**INSTRUCTION**
Please find all lines in the data that hold the string "cultivables" and copy them.

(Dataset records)
-- -- --

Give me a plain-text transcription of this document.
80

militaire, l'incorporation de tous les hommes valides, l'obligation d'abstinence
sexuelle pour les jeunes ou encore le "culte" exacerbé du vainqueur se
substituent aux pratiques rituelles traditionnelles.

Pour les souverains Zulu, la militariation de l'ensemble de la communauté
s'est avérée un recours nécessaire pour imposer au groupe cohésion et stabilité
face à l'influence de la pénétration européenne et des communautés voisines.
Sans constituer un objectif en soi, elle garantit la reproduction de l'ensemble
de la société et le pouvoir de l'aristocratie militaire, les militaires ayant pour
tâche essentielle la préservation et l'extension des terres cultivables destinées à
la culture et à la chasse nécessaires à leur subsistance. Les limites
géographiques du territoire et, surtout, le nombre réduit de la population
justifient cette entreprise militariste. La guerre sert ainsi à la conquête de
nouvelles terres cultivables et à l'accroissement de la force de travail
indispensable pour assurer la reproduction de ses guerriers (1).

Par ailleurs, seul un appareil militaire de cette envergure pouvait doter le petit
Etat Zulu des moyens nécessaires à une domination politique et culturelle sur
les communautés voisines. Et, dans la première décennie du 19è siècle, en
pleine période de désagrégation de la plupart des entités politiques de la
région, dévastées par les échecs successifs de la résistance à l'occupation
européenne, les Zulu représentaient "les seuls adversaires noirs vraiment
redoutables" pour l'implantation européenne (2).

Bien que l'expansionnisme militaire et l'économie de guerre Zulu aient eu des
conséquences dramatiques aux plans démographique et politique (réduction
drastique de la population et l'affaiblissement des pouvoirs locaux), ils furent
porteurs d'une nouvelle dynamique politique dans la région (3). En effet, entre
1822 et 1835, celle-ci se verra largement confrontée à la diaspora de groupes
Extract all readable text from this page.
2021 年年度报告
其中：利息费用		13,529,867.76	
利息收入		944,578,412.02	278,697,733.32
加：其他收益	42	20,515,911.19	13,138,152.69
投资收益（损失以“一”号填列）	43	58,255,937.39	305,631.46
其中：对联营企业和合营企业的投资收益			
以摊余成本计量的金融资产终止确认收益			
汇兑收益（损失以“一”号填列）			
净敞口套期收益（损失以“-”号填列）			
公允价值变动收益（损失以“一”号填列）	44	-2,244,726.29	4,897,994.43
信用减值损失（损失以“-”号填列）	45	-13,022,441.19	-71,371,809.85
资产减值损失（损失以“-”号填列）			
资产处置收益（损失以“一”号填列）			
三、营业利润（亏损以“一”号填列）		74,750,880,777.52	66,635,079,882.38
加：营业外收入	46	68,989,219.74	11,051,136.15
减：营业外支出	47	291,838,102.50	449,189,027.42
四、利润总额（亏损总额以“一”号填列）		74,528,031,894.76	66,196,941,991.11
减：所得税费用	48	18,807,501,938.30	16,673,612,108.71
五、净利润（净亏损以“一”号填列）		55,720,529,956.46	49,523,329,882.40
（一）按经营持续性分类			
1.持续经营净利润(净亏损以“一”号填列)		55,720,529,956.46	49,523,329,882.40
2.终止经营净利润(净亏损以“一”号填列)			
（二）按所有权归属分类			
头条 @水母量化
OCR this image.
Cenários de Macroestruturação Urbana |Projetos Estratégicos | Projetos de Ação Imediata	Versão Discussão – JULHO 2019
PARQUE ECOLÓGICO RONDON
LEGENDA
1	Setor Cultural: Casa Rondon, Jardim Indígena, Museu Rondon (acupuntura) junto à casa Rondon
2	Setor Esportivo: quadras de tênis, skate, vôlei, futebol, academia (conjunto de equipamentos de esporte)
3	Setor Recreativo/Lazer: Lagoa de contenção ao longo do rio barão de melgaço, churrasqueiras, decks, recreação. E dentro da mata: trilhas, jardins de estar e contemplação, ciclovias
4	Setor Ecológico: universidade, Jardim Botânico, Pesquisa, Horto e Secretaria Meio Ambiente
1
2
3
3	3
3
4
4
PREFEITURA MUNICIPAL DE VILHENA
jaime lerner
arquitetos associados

-- -- --

**ANSWER BELOW**
tâche essentielle la préservation et l'extension des terres cultivables destinées à
nouvelles terres cultivables et à l'accroissement de la force de travail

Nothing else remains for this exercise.